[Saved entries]
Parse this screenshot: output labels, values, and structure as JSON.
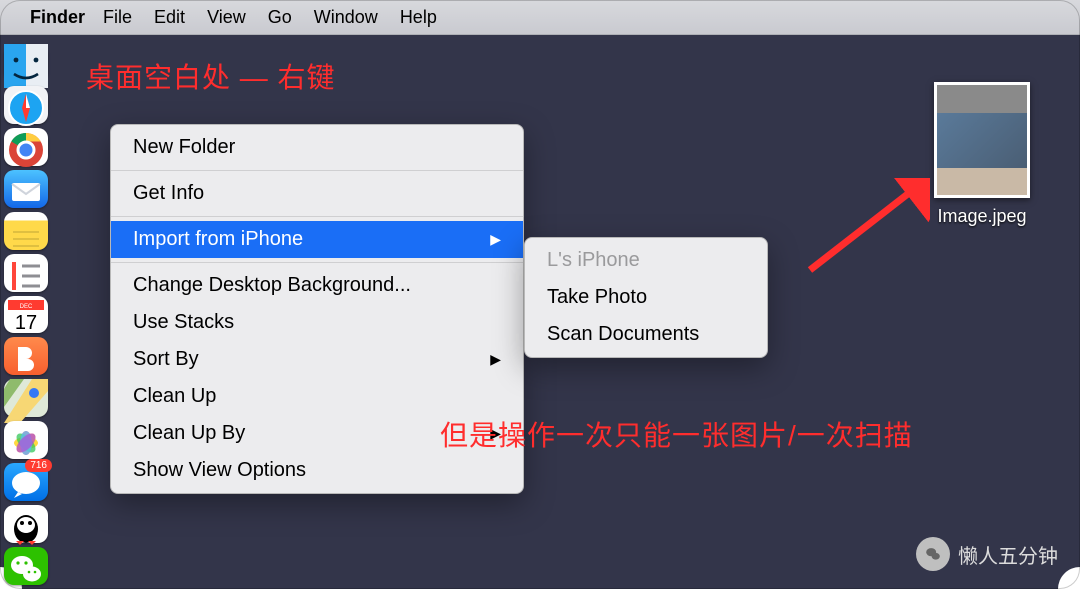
{
  "menubar": {
    "app": "Finder",
    "items": [
      "File",
      "Edit",
      "View",
      "Go",
      "Window",
      "Help"
    ]
  },
  "dock": [
    {
      "name": "finder",
      "bg": "#1e9df1"
    },
    {
      "name": "safari",
      "bg": "#f4f4f6"
    },
    {
      "name": "chrome",
      "bg": "#ffffff"
    },
    {
      "name": "mail",
      "bg": "#1f8bf3"
    },
    {
      "name": "notes",
      "bg": "#ffd94a"
    },
    {
      "name": "reminders",
      "bg": "#ffffff"
    },
    {
      "name": "calendar",
      "bg": "#ffffff"
    },
    {
      "name": "reader",
      "bg": "#fb6d3a"
    },
    {
      "name": "maps",
      "bg": "#e9efe2"
    },
    {
      "name": "photos",
      "bg": "#ffffff"
    },
    {
      "name": "messages",
      "bg": "#0a84ff"
    },
    {
      "name": "qq",
      "bg": "#ffffff"
    },
    {
      "name": "wechat",
      "bg": "#2dc100"
    }
  ],
  "context_menu": {
    "items": [
      {
        "label": "New Folder"
      },
      {
        "sep": true
      },
      {
        "label": "Get Info"
      },
      {
        "sep": true
      },
      {
        "label": "Import from iPhone",
        "submenu": true,
        "selected": true
      },
      {
        "sep": true
      },
      {
        "label": "Change Desktop Background..."
      },
      {
        "label": "Use Stacks"
      },
      {
        "label": "Sort By",
        "submenu": true
      },
      {
        "label": "Clean Up"
      },
      {
        "label": "Clean Up By",
        "submenu": true
      },
      {
        "label": "Show View Options"
      }
    ]
  },
  "submenu": {
    "items": [
      {
        "label": "L's iPhone",
        "disabled": true
      },
      {
        "label": "Take Photo"
      },
      {
        "label": "Scan Documents"
      }
    ]
  },
  "desktop_file": {
    "name": "Image.jpeg"
  },
  "annotations": {
    "top": "桌面空白处 — 右键",
    "mid": "但是操作一次只能一张图片/一次扫描"
  },
  "watermark": "懒人五分钟",
  "calendar_badge": "17",
  "messages_badge": "716"
}
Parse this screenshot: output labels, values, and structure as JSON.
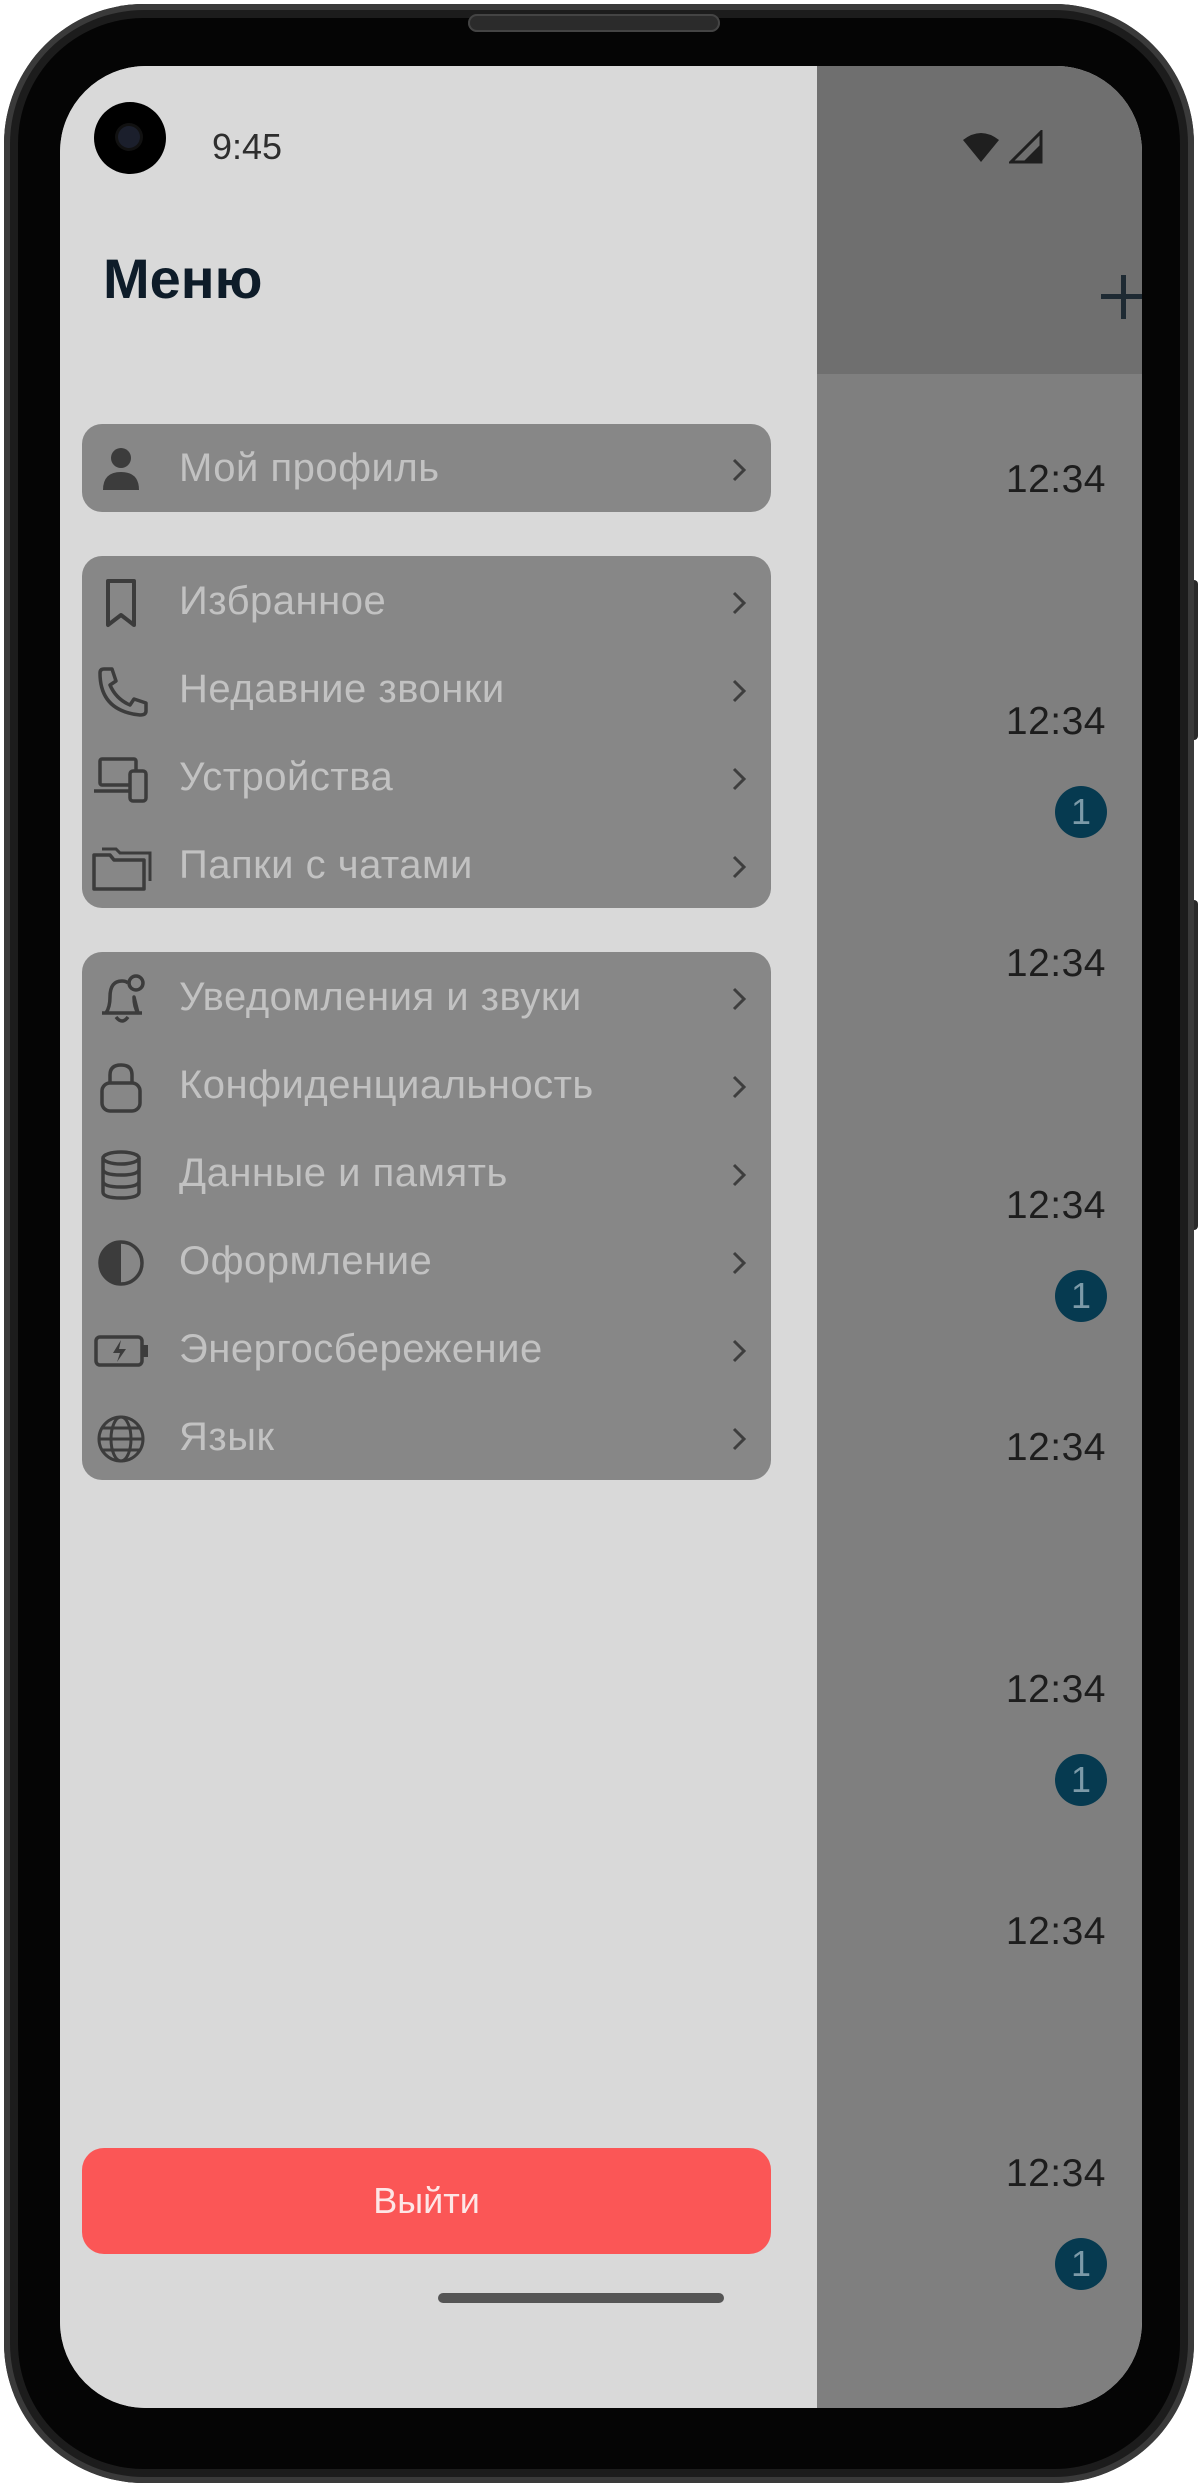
{
  "status_bar": {
    "time": "9:45"
  },
  "drawer": {
    "title": "Меню",
    "groups": [
      {
        "items": [
          {
            "label": "Мой профиль",
            "icon": "person-icon"
          }
        ]
      },
      {
        "items": [
          {
            "label": "Избранное",
            "icon": "bookmark-icon"
          },
          {
            "label": "Недавние звонки",
            "icon": "phone-icon"
          },
          {
            "label": "Устройства",
            "icon": "devices-icon"
          },
          {
            "label": "Папки с чатами",
            "icon": "folders-icon"
          }
        ]
      },
      {
        "items": [
          {
            "label": "Уведомления и звуки",
            "icon": "bell-icon"
          },
          {
            "label": "Конфиденциальность",
            "icon": "lock-icon"
          },
          {
            "label": "Данные и память",
            "icon": "database-icon"
          },
          {
            "label": "Оформление",
            "icon": "contrast-icon"
          },
          {
            "label": "Энергосбережение",
            "icon": "battery-icon"
          },
          {
            "label": "Язык",
            "icon": "globe-icon"
          }
        ]
      }
    ],
    "logout_label": "Выйти"
  },
  "chat_list": {
    "items": [
      {
        "time": "12:34",
        "badge": ""
      },
      {
        "time": "12:34",
        "badge": "1"
      },
      {
        "time": "12:34",
        "badge": ""
      },
      {
        "time": "12:34",
        "badge": "1"
      },
      {
        "time": "12:34",
        "badge": ""
      },
      {
        "time": "12:34",
        "badge": "1"
      },
      {
        "time": "12:34",
        "badge": ""
      },
      {
        "time": "12:34",
        "badge": "1"
      }
    ]
  },
  "colors": {
    "drawer_bg": "#d9d9d9",
    "card_bg": "#878787",
    "logout_bg": "#fb5656",
    "badge_bg": "#063a50",
    "title": "#0e1c29"
  }
}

== WRITTEN TASK ==
Word for word, quote the lines above. Omit the pictures.

== COMPLETE RESPONSE ==
Parse this screenshot: output labels, values, and structure as JSON.
{
  "menubar": {
    "app": "Finder",
    "items": [
      "File",
      "Edit",
      "View",
      "Go",
      "Window",
      "Help"
    ]
  },
  "dock": [
    {
      "name": "finder",
      "bg": "#1e9df1"
    },
    {
      "name": "safari",
      "bg": "#f4f4f6"
    },
    {
      "name": "chrome",
      "bg": "#ffffff"
    },
    {
      "name": "mail",
      "bg": "#1f8bf3"
    },
    {
      "name": "notes",
      "bg": "#ffd94a"
    },
    {
      "name": "reminders",
      "bg": "#ffffff"
    },
    {
      "name": "calendar",
      "bg": "#ffffff"
    },
    {
      "name": "reader",
      "bg": "#fb6d3a"
    },
    {
      "name": "maps",
      "bg": "#e9efe2"
    },
    {
      "name": "photos",
      "bg": "#ffffff"
    },
    {
      "name": "messages",
      "bg": "#0a84ff"
    },
    {
      "name": "qq",
      "bg": "#ffffff"
    },
    {
      "name": "wechat",
      "bg": "#2dc100"
    }
  ],
  "context_menu": {
    "items": [
      {
        "label": "New Folder"
      },
      {
        "sep": true
      },
      {
        "label": "Get Info"
      },
      {
        "sep": true
      },
      {
        "label": "Import from iPhone",
        "submenu": true,
        "selected": true
      },
      {
        "sep": true
      },
      {
        "label": "Change Desktop Background..."
      },
      {
        "label": "Use Stacks"
      },
      {
        "label": "Sort By",
        "submenu": true
      },
      {
        "label": "Clean Up"
      },
      {
        "label": "Clean Up By",
        "submenu": true
      },
      {
        "label": "Show View Options"
      }
    ]
  },
  "submenu": {
    "items": [
      {
        "label": "L's iPhone",
        "disabled": true
      },
      {
        "label": "Take Photo"
      },
      {
        "label": "Scan Documents"
      }
    ]
  },
  "desktop_file": {
    "name": "Image.jpeg"
  },
  "annotations": {
    "top": "桌面空白处 — 右键",
    "mid": "但是操作一次只能一张图片/一次扫描"
  },
  "watermark": "懒人五分钟",
  "calendar_badge": "17",
  "messages_badge": "716"
}
Parse this screenshot: output labels, values, and structure as JSON.
{
  "status_bar": {
    "time": "9:45"
  },
  "drawer": {
    "title": "Меню",
    "groups": [
      {
        "items": [
          {
            "label": "Мой профиль",
            "icon": "person-icon"
          }
        ]
      },
      {
        "items": [
          {
            "label": "Избранное",
            "icon": "bookmark-icon"
          },
          {
            "label": "Недавние звонки",
            "icon": "phone-icon"
          },
          {
            "label": "Устройства",
            "icon": "devices-icon"
          },
          {
            "label": "Папки с чатами",
            "icon": "folders-icon"
          }
        ]
      },
      {
        "items": [
          {
            "label": "Уведомления и звуки",
            "icon": "bell-icon"
          },
          {
            "label": "Конфиденциальность",
            "icon": "lock-icon"
          },
          {
            "label": "Данные и память",
            "icon": "database-icon"
          },
          {
            "label": "Оформление",
            "icon": "contrast-icon"
          },
          {
            "label": "Энергосбережение",
            "icon": "battery-icon"
          },
          {
            "label": "Язык",
            "icon": "globe-icon"
          }
        ]
      }
    ],
    "logout_label": "Выйти"
  },
  "chat_list": {
    "items": [
      {
        "time": "12:34",
        "badge": ""
      },
      {
        "time": "12:34",
        "badge": "1"
      },
      {
        "time": "12:34",
        "badge": ""
      },
      {
        "time": "12:34",
        "badge": "1"
      },
      {
        "time": "12:34",
        "badge": ""
      },
      {
        "time": "12:34",
        "badge": "1"
      },
      {
        "time": "12:34",
        "badge": ""
      },
      {
        "time": "12:34",
        "badge": "1"
      }
    ]
  },
  "colors": {
    "drawer_bg": "#d9d9d9",
    "card_bg": "#878787",
    "logout_bg": "#fb5656",
    "badge_bg": "#063a50",
    "title": "#0e1c29"
  }
}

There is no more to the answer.